> **Questions on the material**
A. Set down everything in the passage on modern poetry from "All overgrown by" down to "watching the tube.", keeping every word and punctuation mark unchanged.
B. Summarize the passage on modern poetry in two sentences.
C. According to the passage on modern poetry, what do average readers eventually do when a poet makes private allusions?

==== Text for analysis ====

Only this and nothing more.”

Then there's also the problem that a lot of modern poems just don't make sense. Although there's scholarly debate on the topic of poetic incomprehensibility, the debates sometimes miss the obvious. Certainly modern poets make allusions like poets have always done. But unlike in the olden days when metaphors were easily identified by the typical reader, today the references may use wording that only the poets or their innermost circles recognize. For instance, when Emily Dickinson wrote:

All overgrown by cunning moss,

All interspersed with weed,

The little cage of "Currer Bell"

In quiet "Haworth" laid.

... she expected that the reader would know that Currer Bell was the pen name of Emily Brontë who had died and was buried in Haworth, England. The reference, then, is to the overgrown, even neglected, grave of the famous author.

But if a poet - or any author - makes private allusions known only to them or their friends, then no one will know what the hey they're talking about. So the average readers can only scratch their collective heads and will soon give up and go back to watching the tube.

==== Data extract ====

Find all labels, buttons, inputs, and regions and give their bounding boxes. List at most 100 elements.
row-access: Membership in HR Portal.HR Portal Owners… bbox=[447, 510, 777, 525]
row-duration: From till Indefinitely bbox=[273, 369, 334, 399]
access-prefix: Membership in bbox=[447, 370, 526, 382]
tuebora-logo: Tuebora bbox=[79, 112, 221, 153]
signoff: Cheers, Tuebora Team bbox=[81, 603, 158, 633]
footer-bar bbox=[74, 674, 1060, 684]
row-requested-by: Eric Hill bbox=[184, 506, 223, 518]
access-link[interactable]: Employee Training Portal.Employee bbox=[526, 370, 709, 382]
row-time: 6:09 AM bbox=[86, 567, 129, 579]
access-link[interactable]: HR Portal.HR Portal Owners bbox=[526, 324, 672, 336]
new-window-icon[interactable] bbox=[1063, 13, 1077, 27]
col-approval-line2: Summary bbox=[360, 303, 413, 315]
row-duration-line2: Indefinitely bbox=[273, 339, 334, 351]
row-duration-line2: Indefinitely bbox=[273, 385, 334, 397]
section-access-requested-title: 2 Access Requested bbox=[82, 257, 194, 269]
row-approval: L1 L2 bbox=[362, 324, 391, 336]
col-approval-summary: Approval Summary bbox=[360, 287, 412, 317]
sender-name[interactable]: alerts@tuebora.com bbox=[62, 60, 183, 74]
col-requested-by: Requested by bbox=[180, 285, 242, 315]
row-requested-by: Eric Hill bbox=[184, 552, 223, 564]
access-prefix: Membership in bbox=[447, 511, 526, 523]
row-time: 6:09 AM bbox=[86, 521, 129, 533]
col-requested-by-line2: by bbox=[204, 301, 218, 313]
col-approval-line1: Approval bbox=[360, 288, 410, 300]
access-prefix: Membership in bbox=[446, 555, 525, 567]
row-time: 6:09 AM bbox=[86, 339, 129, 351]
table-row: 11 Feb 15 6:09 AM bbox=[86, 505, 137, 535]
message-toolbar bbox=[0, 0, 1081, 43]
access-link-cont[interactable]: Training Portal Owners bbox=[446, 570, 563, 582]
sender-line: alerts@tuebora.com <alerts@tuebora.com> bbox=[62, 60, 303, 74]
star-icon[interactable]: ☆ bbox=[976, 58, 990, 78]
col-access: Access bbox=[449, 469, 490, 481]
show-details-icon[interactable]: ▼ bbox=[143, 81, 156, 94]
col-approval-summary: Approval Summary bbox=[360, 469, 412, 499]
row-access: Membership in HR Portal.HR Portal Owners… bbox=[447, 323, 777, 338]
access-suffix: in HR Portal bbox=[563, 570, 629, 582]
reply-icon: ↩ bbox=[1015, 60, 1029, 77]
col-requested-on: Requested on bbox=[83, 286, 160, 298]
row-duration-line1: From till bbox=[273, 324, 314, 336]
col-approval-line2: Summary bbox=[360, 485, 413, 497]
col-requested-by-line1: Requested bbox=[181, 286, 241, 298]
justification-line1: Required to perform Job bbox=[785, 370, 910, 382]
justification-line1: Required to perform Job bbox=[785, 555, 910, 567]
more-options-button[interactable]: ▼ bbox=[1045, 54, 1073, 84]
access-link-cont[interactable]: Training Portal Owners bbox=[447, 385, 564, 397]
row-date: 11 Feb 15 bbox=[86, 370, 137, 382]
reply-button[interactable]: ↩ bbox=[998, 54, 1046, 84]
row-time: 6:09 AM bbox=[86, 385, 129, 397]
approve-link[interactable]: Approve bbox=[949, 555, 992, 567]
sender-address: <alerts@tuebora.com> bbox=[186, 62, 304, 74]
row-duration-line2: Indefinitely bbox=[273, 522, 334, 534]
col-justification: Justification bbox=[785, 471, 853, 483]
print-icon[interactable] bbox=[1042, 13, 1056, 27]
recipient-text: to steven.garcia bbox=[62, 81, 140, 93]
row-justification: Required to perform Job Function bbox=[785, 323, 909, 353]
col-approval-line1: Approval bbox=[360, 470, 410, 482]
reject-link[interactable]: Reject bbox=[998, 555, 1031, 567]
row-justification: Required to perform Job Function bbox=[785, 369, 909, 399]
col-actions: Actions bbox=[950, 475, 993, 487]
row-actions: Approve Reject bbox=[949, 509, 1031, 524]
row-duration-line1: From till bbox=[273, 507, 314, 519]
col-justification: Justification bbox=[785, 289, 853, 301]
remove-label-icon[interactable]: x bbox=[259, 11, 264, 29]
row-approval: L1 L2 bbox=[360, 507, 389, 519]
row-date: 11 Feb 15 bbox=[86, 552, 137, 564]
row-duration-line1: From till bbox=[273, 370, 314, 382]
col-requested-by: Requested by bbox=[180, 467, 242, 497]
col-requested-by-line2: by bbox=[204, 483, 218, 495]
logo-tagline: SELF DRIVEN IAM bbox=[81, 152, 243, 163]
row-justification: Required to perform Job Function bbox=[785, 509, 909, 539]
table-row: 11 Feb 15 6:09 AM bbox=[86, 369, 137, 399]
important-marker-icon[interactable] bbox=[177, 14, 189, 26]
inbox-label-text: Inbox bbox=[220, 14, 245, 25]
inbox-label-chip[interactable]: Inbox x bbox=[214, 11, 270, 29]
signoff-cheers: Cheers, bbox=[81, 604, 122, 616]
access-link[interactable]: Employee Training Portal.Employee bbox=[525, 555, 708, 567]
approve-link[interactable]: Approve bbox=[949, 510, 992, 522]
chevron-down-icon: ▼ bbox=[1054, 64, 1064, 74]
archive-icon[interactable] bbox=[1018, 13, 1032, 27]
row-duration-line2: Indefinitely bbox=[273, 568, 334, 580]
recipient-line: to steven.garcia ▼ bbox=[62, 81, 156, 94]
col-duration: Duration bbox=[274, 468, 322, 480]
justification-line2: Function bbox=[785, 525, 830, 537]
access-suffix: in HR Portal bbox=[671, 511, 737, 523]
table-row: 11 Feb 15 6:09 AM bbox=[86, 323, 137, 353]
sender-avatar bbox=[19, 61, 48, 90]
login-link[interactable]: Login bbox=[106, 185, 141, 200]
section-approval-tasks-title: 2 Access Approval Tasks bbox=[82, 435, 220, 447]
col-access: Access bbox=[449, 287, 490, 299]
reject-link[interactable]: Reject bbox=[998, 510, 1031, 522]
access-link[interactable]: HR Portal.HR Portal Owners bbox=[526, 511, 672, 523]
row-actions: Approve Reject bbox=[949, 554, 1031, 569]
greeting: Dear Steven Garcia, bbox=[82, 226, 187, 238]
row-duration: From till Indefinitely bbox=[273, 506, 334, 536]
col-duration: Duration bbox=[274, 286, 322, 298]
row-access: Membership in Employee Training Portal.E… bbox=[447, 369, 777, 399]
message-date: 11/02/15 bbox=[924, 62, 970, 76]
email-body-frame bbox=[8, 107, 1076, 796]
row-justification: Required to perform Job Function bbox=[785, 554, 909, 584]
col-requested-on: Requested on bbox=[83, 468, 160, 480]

====

> **Results of the exercise**
A.
All overgrown by cunning moss,

All interspersed with weed,

The little cage of "Currer Bell"

In quiet "Haworth" laid.

... she expected that the reader would know that Currer Bell was the pen name of Emily Brontë who had died and was buried in Haworth, England. The reference, then, is to the overgrown, even neglected, grave of the famous author.

But if a poet - or any author - makes private allusions known only to them or their friends, then no one will know what the hey they're talking about. So the average readers can only scratch their collective heads and will soon give up and go back to watching the tube.

B. Many modern poems fail to make sense because, unlike older metaphors that typical readers easily identified, their references may use wording that only the poets or their innermost circles recognize. The passage shows allusion at work in an Emily Dickinson poem about a neglected grave in Haworth, and it says that private allusions leave average readers confused until they give up.

C. They give up and go back to watching the tube.